Task directions —
State how many lines in the listing below include the word "const". Give nothing but the number.

Records supplied —
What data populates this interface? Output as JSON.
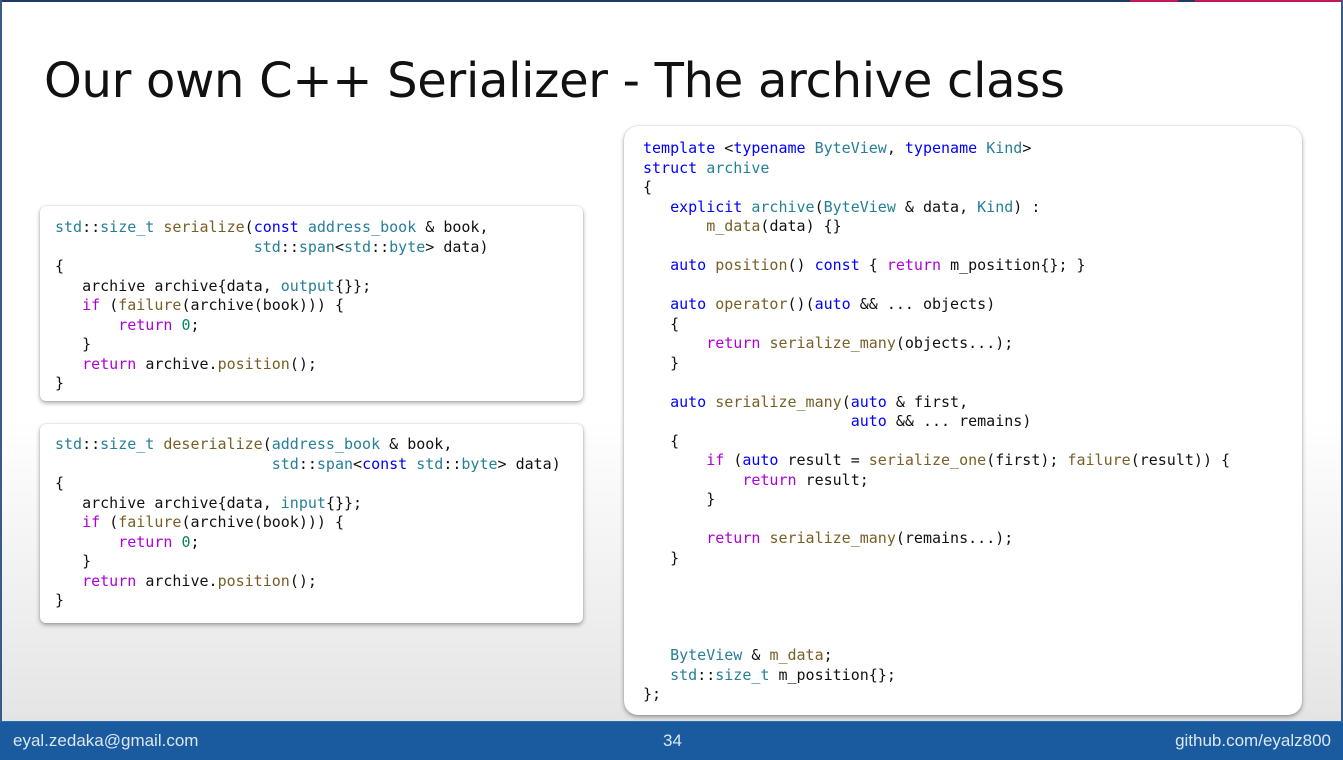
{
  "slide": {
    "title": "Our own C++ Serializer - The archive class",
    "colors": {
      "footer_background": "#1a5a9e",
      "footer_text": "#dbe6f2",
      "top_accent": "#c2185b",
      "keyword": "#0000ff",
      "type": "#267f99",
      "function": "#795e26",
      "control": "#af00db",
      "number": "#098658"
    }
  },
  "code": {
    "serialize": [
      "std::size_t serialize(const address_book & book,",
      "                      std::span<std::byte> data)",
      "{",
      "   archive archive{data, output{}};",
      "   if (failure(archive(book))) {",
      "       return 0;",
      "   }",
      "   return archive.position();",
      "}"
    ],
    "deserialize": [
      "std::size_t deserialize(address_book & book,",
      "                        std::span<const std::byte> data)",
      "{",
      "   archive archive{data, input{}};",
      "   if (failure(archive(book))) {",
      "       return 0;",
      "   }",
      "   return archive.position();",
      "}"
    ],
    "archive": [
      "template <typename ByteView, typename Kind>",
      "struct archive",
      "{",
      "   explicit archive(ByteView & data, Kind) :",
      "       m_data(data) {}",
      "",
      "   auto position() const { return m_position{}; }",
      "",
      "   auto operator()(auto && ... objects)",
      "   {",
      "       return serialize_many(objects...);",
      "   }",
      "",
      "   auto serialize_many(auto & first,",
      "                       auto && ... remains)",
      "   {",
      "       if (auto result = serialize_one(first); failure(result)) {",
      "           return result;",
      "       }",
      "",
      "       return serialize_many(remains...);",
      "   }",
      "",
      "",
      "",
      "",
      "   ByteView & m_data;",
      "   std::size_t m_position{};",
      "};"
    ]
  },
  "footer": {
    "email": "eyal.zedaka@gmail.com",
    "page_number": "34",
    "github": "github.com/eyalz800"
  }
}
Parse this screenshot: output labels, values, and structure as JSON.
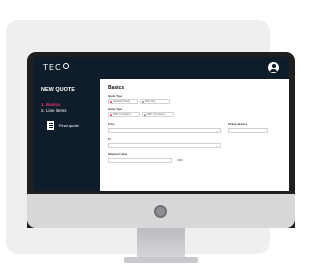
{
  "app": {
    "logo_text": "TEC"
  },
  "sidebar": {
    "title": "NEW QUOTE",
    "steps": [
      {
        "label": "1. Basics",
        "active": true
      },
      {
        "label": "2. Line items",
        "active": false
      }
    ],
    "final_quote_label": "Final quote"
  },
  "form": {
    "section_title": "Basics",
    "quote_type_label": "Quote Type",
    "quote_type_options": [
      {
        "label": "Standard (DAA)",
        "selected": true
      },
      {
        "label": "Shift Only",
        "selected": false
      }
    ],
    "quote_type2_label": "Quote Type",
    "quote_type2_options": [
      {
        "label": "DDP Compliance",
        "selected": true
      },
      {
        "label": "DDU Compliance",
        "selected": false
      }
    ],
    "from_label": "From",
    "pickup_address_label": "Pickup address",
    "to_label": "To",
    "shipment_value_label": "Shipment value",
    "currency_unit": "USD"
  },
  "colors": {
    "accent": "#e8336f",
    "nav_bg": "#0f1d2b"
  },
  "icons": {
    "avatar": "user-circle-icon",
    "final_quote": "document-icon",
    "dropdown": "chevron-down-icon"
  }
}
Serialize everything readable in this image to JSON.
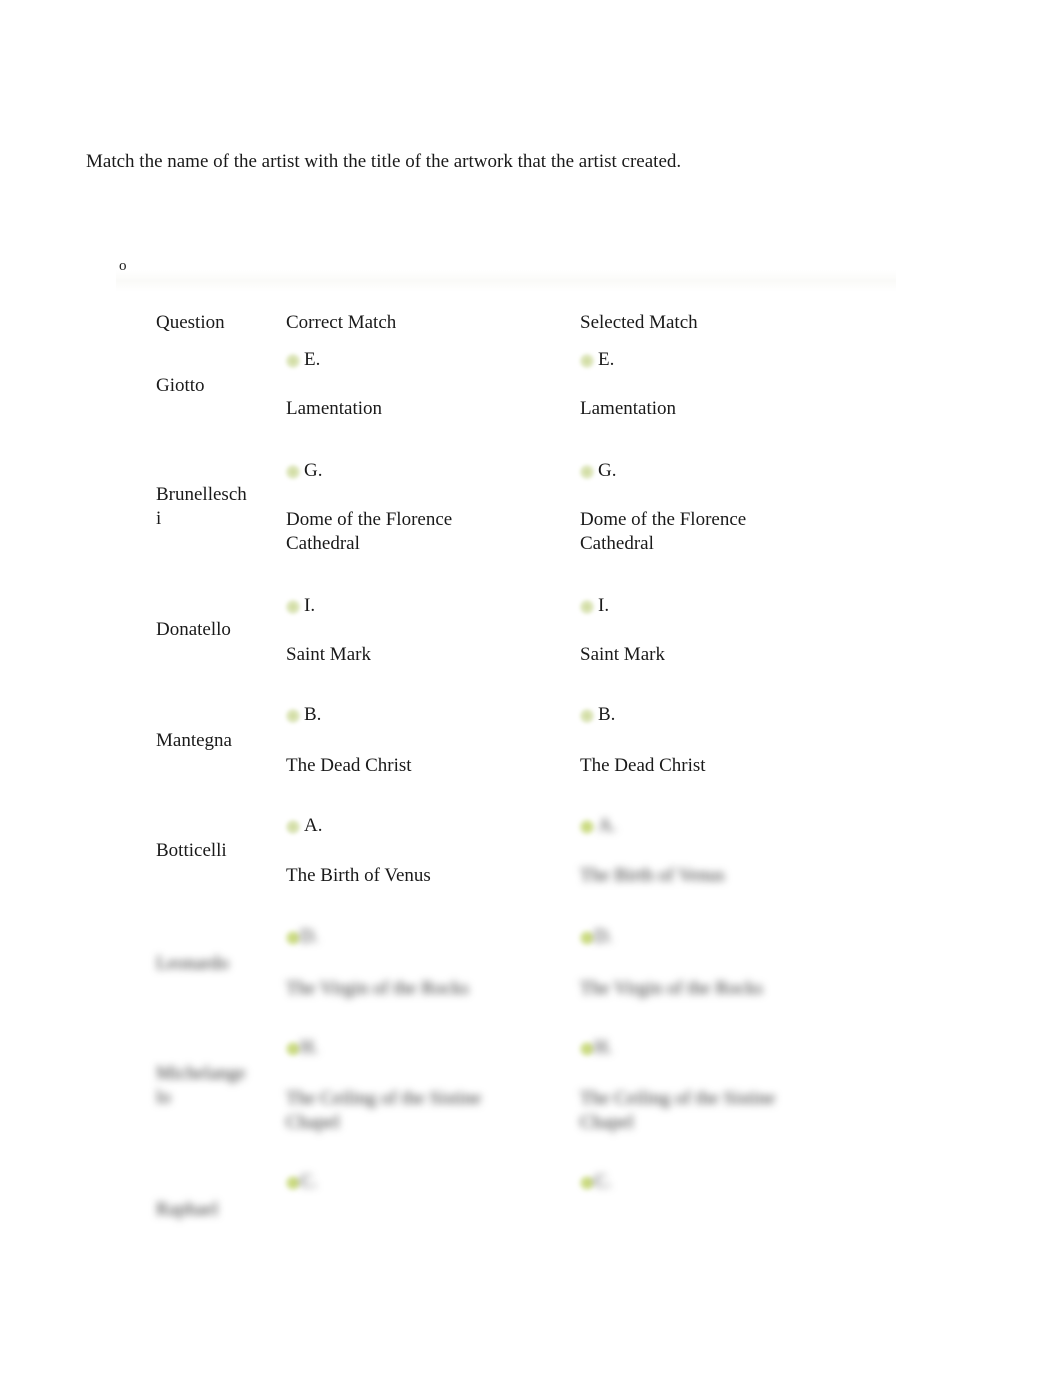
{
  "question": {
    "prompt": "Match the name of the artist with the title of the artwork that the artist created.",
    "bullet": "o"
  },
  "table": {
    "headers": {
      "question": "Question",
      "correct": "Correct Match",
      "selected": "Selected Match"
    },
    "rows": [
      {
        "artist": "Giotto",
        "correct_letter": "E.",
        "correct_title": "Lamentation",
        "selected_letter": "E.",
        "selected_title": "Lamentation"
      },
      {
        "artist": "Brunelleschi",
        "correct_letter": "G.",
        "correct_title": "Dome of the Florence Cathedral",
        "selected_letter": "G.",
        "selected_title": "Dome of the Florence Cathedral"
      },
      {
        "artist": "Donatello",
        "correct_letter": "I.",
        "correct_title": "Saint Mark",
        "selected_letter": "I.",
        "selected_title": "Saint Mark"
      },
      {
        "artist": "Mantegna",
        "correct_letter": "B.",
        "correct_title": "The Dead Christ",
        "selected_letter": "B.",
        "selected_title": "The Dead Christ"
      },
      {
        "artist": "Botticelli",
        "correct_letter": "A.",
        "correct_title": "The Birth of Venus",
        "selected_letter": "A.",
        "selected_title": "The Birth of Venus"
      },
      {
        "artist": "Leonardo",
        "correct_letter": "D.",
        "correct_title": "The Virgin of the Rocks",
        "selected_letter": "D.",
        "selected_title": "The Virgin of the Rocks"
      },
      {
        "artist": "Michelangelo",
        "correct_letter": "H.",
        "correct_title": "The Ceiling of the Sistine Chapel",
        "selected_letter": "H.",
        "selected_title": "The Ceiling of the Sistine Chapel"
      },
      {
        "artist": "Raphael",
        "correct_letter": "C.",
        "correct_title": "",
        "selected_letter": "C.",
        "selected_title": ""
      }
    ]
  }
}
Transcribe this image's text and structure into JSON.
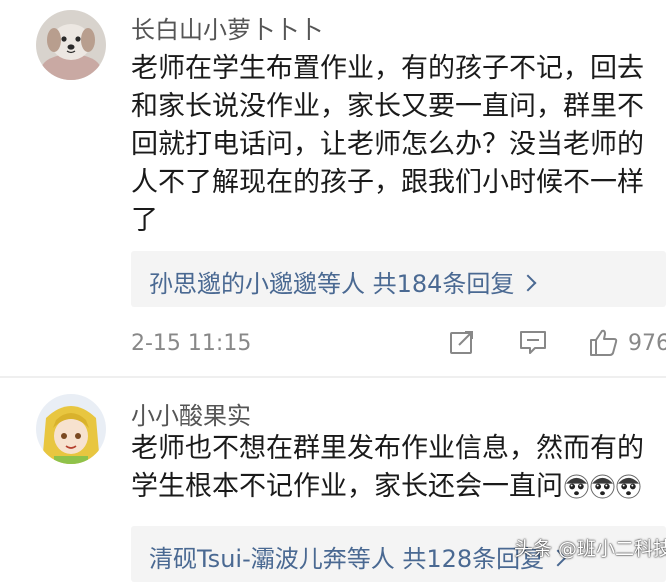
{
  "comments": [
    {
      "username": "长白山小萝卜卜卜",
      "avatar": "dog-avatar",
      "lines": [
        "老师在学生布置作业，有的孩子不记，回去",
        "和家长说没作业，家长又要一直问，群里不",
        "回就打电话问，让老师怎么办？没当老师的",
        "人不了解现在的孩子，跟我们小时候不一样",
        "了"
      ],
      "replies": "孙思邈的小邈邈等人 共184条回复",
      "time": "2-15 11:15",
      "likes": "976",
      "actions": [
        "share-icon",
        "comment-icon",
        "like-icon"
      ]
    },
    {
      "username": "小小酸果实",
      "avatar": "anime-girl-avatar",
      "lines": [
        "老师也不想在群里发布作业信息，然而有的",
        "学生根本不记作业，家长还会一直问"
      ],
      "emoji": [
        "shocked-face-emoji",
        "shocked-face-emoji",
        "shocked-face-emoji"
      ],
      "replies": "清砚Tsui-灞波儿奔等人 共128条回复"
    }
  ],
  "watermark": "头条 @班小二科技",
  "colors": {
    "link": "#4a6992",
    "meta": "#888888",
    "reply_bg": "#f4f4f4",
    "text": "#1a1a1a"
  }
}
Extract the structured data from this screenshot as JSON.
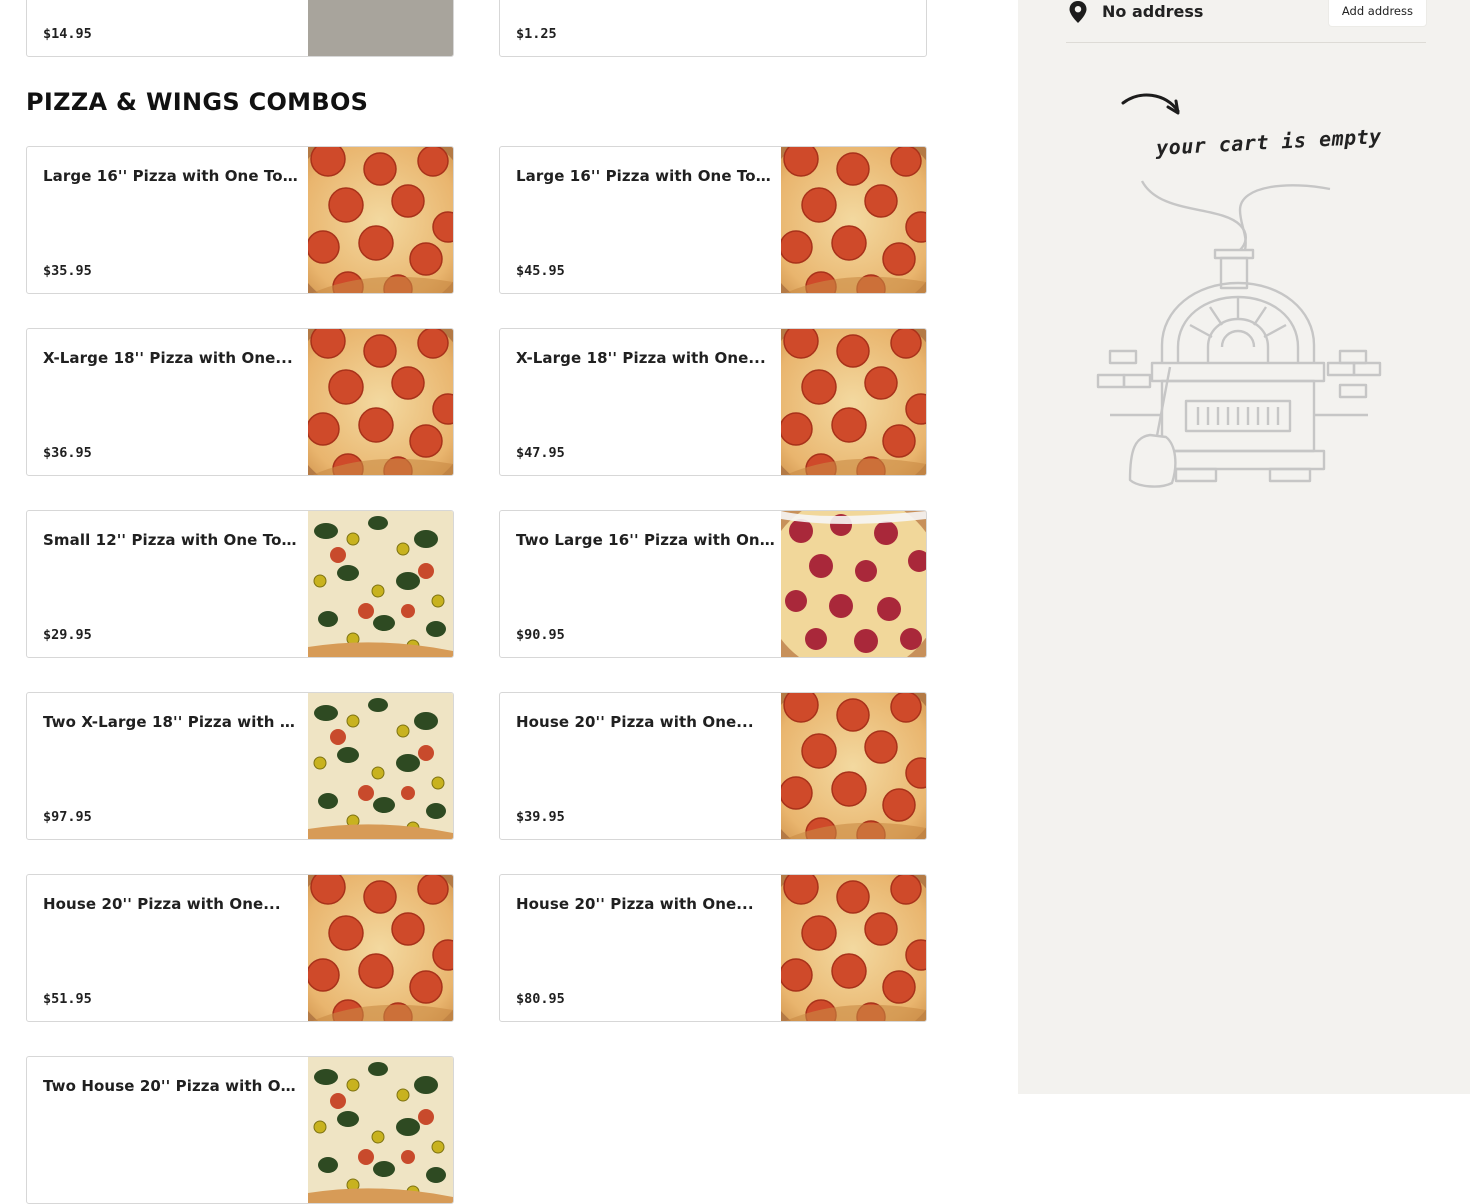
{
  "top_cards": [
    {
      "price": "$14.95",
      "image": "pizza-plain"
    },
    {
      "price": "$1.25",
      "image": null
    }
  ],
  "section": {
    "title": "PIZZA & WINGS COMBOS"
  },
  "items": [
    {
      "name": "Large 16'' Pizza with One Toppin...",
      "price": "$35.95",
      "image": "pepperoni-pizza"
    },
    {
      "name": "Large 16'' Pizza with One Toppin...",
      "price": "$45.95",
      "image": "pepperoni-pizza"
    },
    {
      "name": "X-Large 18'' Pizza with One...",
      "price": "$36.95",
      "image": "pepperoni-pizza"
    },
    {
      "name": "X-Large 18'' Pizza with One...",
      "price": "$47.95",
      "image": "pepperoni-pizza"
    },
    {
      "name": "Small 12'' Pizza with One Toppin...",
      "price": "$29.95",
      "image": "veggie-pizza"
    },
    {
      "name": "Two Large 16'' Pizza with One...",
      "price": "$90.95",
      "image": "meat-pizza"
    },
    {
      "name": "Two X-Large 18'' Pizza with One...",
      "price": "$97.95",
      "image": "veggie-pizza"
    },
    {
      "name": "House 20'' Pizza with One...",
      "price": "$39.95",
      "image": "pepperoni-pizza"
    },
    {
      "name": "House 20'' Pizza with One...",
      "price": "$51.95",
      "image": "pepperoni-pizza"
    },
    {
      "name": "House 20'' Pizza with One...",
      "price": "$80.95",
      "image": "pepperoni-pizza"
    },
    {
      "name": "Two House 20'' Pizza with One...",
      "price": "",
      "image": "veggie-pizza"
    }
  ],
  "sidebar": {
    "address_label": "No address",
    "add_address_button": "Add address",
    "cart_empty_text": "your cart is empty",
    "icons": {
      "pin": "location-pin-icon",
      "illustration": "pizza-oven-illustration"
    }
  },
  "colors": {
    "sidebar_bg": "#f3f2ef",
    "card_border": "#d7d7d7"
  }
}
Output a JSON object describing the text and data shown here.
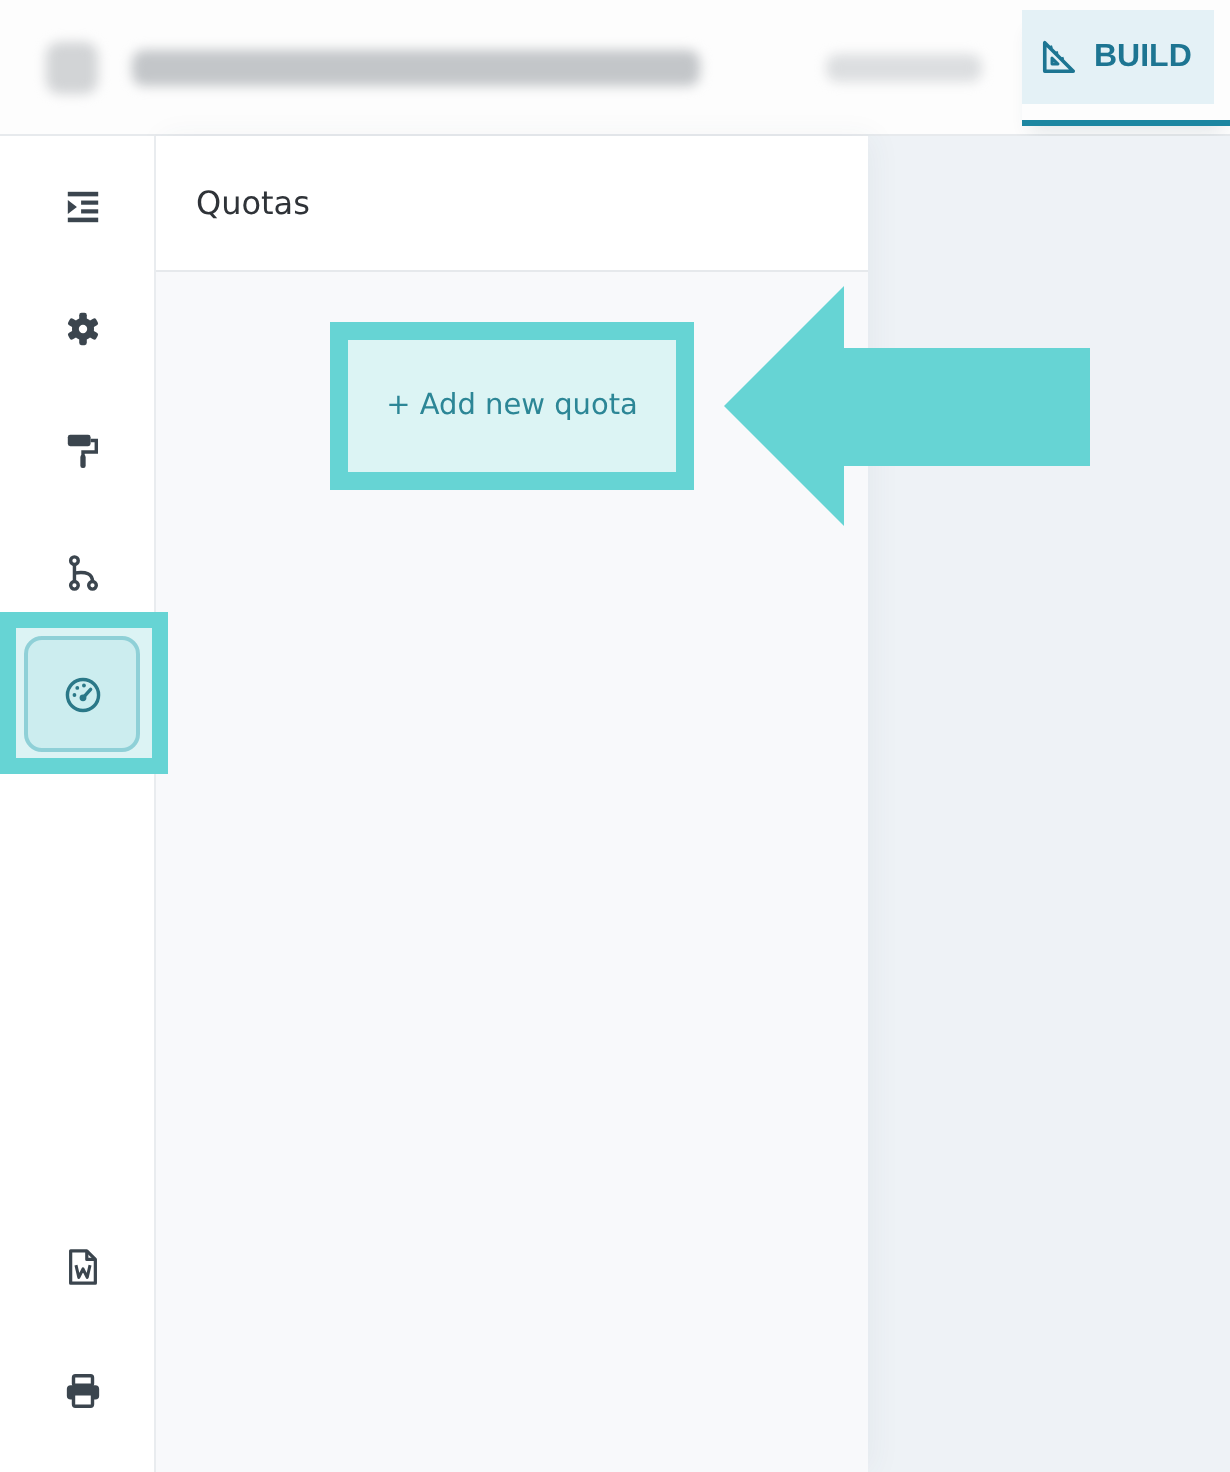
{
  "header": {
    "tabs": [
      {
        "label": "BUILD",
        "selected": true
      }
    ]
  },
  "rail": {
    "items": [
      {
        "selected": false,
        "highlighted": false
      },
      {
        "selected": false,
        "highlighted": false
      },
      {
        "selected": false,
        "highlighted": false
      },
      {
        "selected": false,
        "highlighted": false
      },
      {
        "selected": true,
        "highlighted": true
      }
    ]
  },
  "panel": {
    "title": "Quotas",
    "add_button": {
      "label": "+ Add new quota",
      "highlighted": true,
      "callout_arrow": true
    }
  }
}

Full response —
3